Speaking about U.S. infrastructure in general, ASCE's 2021 Report Card for America's Infrastructure said: "While we've made incremental immediate gains in some of the infrastructure categories, our long-term investment gap continues to grow. We're still just paying about half of our infrastructure bill, and the total investment gap has gone from $2.1 trillion over 10 years, to nearly $2.59 trillion over 10 years."

The report was released as President Joe Biden's administration is pulling together elements of the infrastructure spending plan it intends to submit to Congress.

In a virtual conference held to reveal and discuss the report, Maryland Governor Larry Hogan (R) said he sees opportunity for bipartisan Congressional consensus on infrastructure spending. "It brings together Democrats and Republicans, business and labor," he said. "If we can't find consensus on infrastructure, I'm not sure we can find consensus on anything." He added that every $1 invested in infrastructure yields about $1.69 in increased economic activity.

ASCE released a companion report earlier this year, Failure to Act: Economic Impacts of Status Quo Investment Across Infrastructure Systems, which said that failure to close this infrastructure investment gap will bring serious economic consequences. Specifically, by 2039, this report said, continuation of this infrastructure investment gap will cost the U.S. more than 3 million jobs, drain $10 trillion from U.S. gross domestic product (GDP), and reduce this country's exports by $2.4 trillion.

With a grade of C-, the ASCE report card said U.S. energy infrastructure is doing better than other sectors. It noted that the electricity business has invested significant sums to meet customer demands, but even greater investments are needed to improve the reliability of the transmission & distribution (T&D) systems and accommodate new demands. Customers expect "always on" power, but climate change will create severe weather that cuts against that expectation, the report said. The growing popularity of electric vehicles (EVs) likely will place new burdens on an already over-taxed delivery system, the report added.

The U.S. electricity delivery network is "an aging patchwork" of power generation facilities, 600,000 miles of backbone transmission lines and about 5.5 million miles of local distribution lines, the report observed: "The majority of the nation's grid is aging, with some components a century old--far past their 50-year life expectancy--and others, including 70% of T&D lines, are well into the second half of their lifespans."

The nation's electric distribution lines are "a key failure point ... in terms of electric reliability," the report continues. More than nine in 10 (92%) of all service disruptions occur on electric distribution networks, which faces multiple challenges including aging equipment, severe weather events and shifting consumption patterns.

--- Aim ---
Return the part of the infrastructure report text above that starts with "The nation's electric" and goes on through "shifting consumption patterns.", copied word for word.

Element and region data
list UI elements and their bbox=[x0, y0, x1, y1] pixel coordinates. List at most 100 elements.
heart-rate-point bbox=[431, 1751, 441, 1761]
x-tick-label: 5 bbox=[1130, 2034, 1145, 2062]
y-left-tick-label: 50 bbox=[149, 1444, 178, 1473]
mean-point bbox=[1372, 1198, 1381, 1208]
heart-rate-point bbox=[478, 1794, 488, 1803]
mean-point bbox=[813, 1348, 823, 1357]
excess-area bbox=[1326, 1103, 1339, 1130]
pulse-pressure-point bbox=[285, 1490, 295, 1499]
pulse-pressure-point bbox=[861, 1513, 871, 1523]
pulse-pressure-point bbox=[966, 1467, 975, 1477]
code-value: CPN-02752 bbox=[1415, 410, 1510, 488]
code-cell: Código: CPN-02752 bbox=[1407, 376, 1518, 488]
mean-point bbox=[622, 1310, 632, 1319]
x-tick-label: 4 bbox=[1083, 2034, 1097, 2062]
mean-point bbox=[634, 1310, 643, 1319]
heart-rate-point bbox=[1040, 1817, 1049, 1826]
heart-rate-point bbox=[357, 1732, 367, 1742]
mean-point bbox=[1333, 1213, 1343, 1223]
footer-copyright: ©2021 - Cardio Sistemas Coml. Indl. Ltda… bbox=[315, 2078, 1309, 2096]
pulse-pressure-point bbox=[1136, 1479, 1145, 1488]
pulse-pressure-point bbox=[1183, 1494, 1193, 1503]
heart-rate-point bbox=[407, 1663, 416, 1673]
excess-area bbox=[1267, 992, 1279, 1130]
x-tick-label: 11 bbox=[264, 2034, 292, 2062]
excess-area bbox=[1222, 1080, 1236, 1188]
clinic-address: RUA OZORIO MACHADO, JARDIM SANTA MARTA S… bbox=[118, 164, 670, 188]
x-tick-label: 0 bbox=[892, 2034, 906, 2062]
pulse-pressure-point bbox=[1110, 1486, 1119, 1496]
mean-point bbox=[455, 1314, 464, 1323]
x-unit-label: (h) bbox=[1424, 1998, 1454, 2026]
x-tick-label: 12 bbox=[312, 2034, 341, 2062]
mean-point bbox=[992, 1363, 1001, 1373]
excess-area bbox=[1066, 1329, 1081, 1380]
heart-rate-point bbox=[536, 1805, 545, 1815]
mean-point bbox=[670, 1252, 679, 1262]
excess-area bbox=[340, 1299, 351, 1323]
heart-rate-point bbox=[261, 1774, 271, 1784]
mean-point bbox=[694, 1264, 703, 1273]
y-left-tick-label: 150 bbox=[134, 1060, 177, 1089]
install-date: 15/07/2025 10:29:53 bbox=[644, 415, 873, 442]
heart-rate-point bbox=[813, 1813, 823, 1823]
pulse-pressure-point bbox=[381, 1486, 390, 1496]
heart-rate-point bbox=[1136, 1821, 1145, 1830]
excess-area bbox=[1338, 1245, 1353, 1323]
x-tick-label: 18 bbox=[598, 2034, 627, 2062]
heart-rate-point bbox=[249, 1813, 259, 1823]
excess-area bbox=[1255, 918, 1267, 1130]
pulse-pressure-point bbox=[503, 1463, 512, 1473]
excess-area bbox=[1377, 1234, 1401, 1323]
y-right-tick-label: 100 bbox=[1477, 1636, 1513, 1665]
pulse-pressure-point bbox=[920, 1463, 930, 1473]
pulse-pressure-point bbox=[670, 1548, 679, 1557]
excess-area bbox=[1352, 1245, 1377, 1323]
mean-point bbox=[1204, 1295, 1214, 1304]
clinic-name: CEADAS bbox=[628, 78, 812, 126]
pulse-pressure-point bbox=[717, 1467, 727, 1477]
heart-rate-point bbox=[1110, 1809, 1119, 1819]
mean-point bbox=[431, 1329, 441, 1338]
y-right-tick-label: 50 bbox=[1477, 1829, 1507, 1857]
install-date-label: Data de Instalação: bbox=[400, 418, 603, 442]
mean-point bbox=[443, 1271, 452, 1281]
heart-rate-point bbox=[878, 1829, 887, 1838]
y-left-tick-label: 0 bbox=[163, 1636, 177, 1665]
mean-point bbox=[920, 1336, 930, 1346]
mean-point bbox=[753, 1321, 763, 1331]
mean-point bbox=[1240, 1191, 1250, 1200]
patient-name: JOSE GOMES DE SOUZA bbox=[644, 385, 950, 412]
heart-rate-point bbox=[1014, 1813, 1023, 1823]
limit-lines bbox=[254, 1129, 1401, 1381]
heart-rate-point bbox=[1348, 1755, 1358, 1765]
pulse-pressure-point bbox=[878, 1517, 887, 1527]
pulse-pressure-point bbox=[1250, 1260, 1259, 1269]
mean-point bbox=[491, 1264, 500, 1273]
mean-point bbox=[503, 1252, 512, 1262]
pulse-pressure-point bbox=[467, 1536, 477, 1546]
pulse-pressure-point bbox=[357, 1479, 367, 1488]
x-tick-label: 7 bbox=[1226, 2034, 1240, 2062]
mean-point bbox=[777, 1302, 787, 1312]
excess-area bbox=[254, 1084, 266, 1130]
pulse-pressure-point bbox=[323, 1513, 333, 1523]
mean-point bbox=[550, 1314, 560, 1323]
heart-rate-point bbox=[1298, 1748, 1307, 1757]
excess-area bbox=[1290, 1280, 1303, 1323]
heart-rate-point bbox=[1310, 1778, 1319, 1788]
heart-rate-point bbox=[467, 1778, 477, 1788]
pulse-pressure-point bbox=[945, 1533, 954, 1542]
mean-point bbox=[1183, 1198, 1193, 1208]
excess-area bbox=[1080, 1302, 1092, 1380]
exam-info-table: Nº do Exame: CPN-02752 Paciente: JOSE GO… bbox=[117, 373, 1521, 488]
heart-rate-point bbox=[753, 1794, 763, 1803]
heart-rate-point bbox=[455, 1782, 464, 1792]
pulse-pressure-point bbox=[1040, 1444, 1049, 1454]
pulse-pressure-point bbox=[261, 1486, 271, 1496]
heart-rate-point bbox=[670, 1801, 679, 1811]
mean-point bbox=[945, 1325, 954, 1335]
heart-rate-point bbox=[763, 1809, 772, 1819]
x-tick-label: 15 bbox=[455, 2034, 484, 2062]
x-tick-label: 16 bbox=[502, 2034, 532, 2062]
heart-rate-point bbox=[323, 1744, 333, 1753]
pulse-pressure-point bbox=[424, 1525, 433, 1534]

--- The response ---
The nation's electric distribution lines are "a key failure point ... in terms of electric reliability," the report continues. More than nine in 10 (92%) of all service disruptions occur on electric distribution networks, which faces multiple challenges including aging equipment, severe weather events and shifting consumption patterns.